▶ **Task**
Extract the text of each entry below exactly, leaving every image behind.

[Figure content listings]
.....

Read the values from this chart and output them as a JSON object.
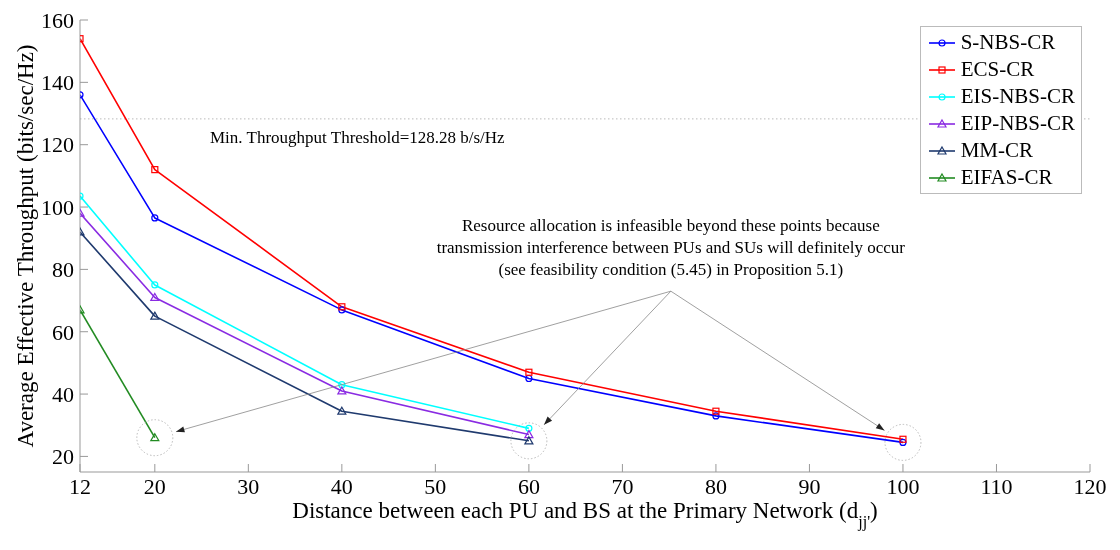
{
  "chart_data": {
    "type": "line",
    "xlabel": "Distance between each PU and BS at the Primary Network (d$_{jj'}$)",
    "ylabel": "Average Effective Throughput (bits/sec/Hz)",
    "xlim": [
      12,
      120
    ],
    "xticks": [
      12,
      20,
      30,
      40,
      50,
      60,
      70,
      80,
      90,
      100,
      110,
      120
    ],
    "ylim": [
      15,
      160
    ],
    "yticks": [
      20,
      40,
      60,
      80,
      100,
      120,
      140,
      160
    ],
    "legend": "top right",
    "series": [
      {
        "name": "S-NBS-CR",
        "color": "#0000ff",
        "marker": "circle",
        "x": [
          12,
          20,
          40,
          60,
          80,
          100
        ],
        "values": [
          136,
          96.5,
          67,
          45,
          33,
          24.5
        ]
      },
      {
        "name": "ECS-CR",
        "color": "#ff0000",
        "marker": "square",
        "x": [
          12,
          20,
          40,
          60,
          80,
          100
        ],
        "values": [
          154,
          112,
          68,
          47,
          34.5,
          25.5
        ]
      },
      {
        "name": "EIS-NBS-CR",
        "color": "#00ffff",
        "marker": "circle",
        "x": [
          12,
          20,
          40,
          60
        ],
        "values": [
          103.5,
          75,
          43,
          29
        ]
      },
      {
        "name": "EIP-NBS-CR",
        "color": "#8a2be2",
        "marker": "triangle",
        "x": [
          12,
          20,
          40,
          60
        ],
        "values": [
          98,
          71,
          41,
          27
        ]
      },
      {
        "name": "MM-CR",
        "color": "#1f3a6e",
        "marker": "triangle",
        "x": [
          12,
          20,
          40,
          60
        ],
        "values": [
          92,
          65,
          34.5,
          25
        ]
      },
      {
        "name": "EIFAS-CR",
        "color": "#228b22",
        "marker": "triangle",
        "x": [
          12,
          20
        ],
        "values": [
          67,
          26
        ]
      }
    ],
    "ref_lines": [
      {
        "axis": "y",
        "value": 128.28,
        "label": "Min. Throughput Threshold=128.28 b/s/Hz",
        "color": "#bbbbbb",
        "line_style": "dotted"
      }
    ],
    "annotations": [
      "Resource allocation is infeasible beyond these points because\ntransmission interference between PUs and SUs will definitely occur\n(see feasibility condition (5.45) in Proposition 5.1)"
    ]
  }
}
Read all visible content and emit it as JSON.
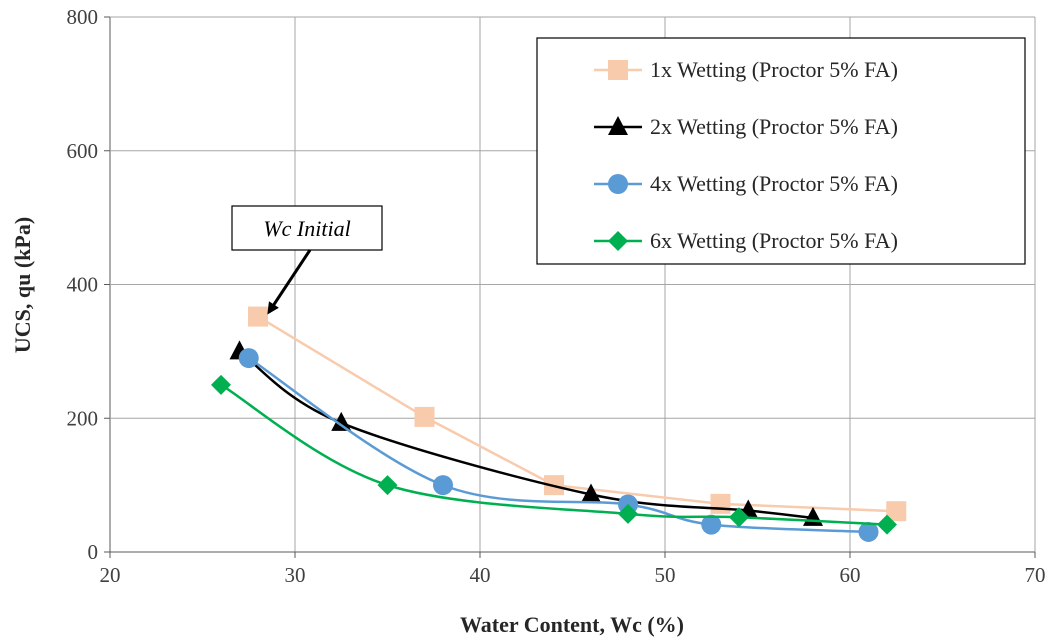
{
  "chart_data": {
    "type": "scatter",
    "title": "",
    "xlabel": "Water Content, Wc (%)",
    "ylabel": "UCS, qu (kPa)",
    "xlim": [
      20,
      70
    ],
    "ylim": [
      0,
      800
    ],
    "xticks": [
      20,
      30,
      40,
      50,
      60,
      70
    ],
    "yticks": [
      0,
      200,
      400,
      600,
      800
    ],
    "grid": true,
    "legend_position": "top-right",
    "series": [
      {
        "name": "1x Wetting (Proctor 5% FA)",
        "color": "#F8CBAD",
        "marker": "square",
        "line": "straight",
        "x": [
          28,
          37,
          44,
          53,
          62.5
        ],
        "y": [
          352,
          202,
          100,
          72,
          61
        ]
      },
      {
        "name": "2x Wetting (Proctor 5% FA)",
        "color": "#000000",
        "marker": "triangle",
        "line": "smooth",
        "x": [
          27,
          32.5,
          46,
          54.5,
          58
        ],
        "y": [
          300,
          193,
          86,
          62,
          51
        ]
      },
      {
        "name": "4x Wetting (Proctor 5% FA)",
        "color": "#5B9BD5",
        "marker": "circle",
        "line": "smooth",
        "x": [
          27.5,
          38,
          48,
          52.5,
          61
        ],
        "y": [
          290,
          100,
          71,
          41,
          30
        ]
      },
      {
        "name": "6x Wetting (Proctor 5% FA)",
        "color": "#00B050",
        "marker": "diamond",
        "line": "smooth",
        "x": [
          26,
          35,
          48,
          54,
          62
        ],
        "y": [
          250,
          100,
          57,
          52,
          41
        ]
      }
    ],
    "annotations": [
      {
        "text": "Wc Initial",
        "points_to": {
          "x": 28,
          "y": 352
        }
      }
    ]
  }
}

.....

▶ **Solution**
Read the values from this chart and output them as a JSON object.
{
  "chart_data": {
    "type": "line",
    "xlabel": "Distance between each PU and BS at the Primary Network (d$_{jj'}$)",
    "ylabel": "Average Effective Throughput (bits/sec/Hz)",
    "xlim": [
      12,
      120
    ],
    "xticks": [
      12,
      20,
      30,
      40,
      50,
      60,
      70,
      80,
      90,
      100,
      110,
      120
    ],
    "ylim": [
      15,
      160
    ],
    "yticks": [
      20,
      40,
      60,
      80,
      100,
      120,
      140,
      160
    ],
    "legend": "top right",
    "series": [
      {
        "name": "S-NBS-CR",
        "color": "#0000ff",
        "marker": "circle",
        "x": [
          12,
          20,
          40,
          60,
          80,
          100
        ],
        "values": [
          136,
          96.5,
          67,
          45,
          33,
          24.5
        ]
      },
      {
        "name": "ECS-CR",
        "color": "#ff0000",
        "marker": "square",
        "x": [
          12,
          20,
          40,
          60,
          80,
          100
        ],
        "values": [
          154,
          112,
          68,
          47,
          34.5,
          25.5
        ]
      },
      {
        "name": "EIS-NBS-CR",
        "color": "#00ffff",
        "marker": "circle",
        "x": [
          12,
          20,
          40,
          60
        ],
        "values": [
          103.5,
          75,
          43,
          29
        ]
      },
      {
        "name": "EIP-NBS-CR",
        "color": "#8a2be2",
        "marker": "triangle",
        "x": [
          12,
          20,
          40,
          60
        ],
        "values": [
          98,
          71,
          41,
          27
        ]
      },
      {
        "name": "MM-CR",
        "color": "#1f3a6e",
        "marker": "triangle",
        "x": [
          12,
          20,
          40,
          60
        ],
        "values": [
          92,
          65,
          34.5,
          25
        ]
      },
      {
        "name": "EIFAS-CR",
        "color": "#228b22",
        "marker": "triangle",
        "x": [
          12,
          20
        ],
        "values": [
          67,
          26
        ]
      }
    ],
    "ref_lines": [
      {
        "axis": "y",
        "value": 128.28,
        "label": "Min. Throughput Threshold=128.28 b/s/Hz",
        "color": "#bbbbbb",
        "line_style": "dotted"
      }
    ],
    "annotations": [
      "Resource allocation is infeasible beyond these points because\ntransmission interference between PUs and SUs will definitely occur\n(see feasibility condition (5.45) in Proposition 5.1)"
    ]
  }
}
Read all visible content and emit it as JSON.
{
  "chart_data": {
    "type": "scatter",
    "title": "",
    "xlabel": "Water Content, Wc (%)",
    "ylabel": "UCS, qu (kPa)",
    "xlim": [
      20,
      70
    ],
    "ylim": [
      0,
      800
    ],
    "xticks": [
      20,
      30,
      40,
      50,
      60,
      70
    ],
    "yticks": [
      0,
      200,
      400,
      600,
      800
    ],
    "grid": true,
    "legend_position": "top-right",
    "series": [
      {
        "name": "1x Wetting (Proctor 5% FA)",
        "color": "#F8CBAD",
        "marker": "square",
        "line": "straight",
        "x": [
          28,
          37,
          44,
          53,
          62.5
        ],
        "y": [
          352,
          202,
          100,
          72,
          61
        ]
      },
      {
        "name": "2x Wetting (Proctor 5% FA)",
        "color": "#000000",
        "marker": "triangle",
        "line": "smooth",
        "x": [
          27,
          32.5,
          46,
          54.5,
          58
        ],
        "y": [
          300,
          193,
          86,
          62,
          51
        ]
      },
      {
        "name": "4x Wetting (Proctor 5% FA)",
        "color": "#5B9BD5",
        "marker": "circle",
        "line": "smooth",
        "x": [
          27.5,
          38,
          48,
          52.5,
          61
        ],
        "y": [
          290,
          100,
          71,
          41,
          30
        ]
      },
      {
        "name": "6x Wetting (Proctor 5% FA)",
        "color": "#00B050",
        "marker": "diamond",
        "line": "smooth",
        "x": [
          26,
          35,
          48,
          54,
          62
        ],
        "y": [
          250,
          100,
          57,
          52,
          41
        ]
      }
    ],
    "annotations": [
      {
        "text": "Wc Initial",
        "points_to": {
          "x": 28,
          "y": 352
        }
      }
    ]
  }
}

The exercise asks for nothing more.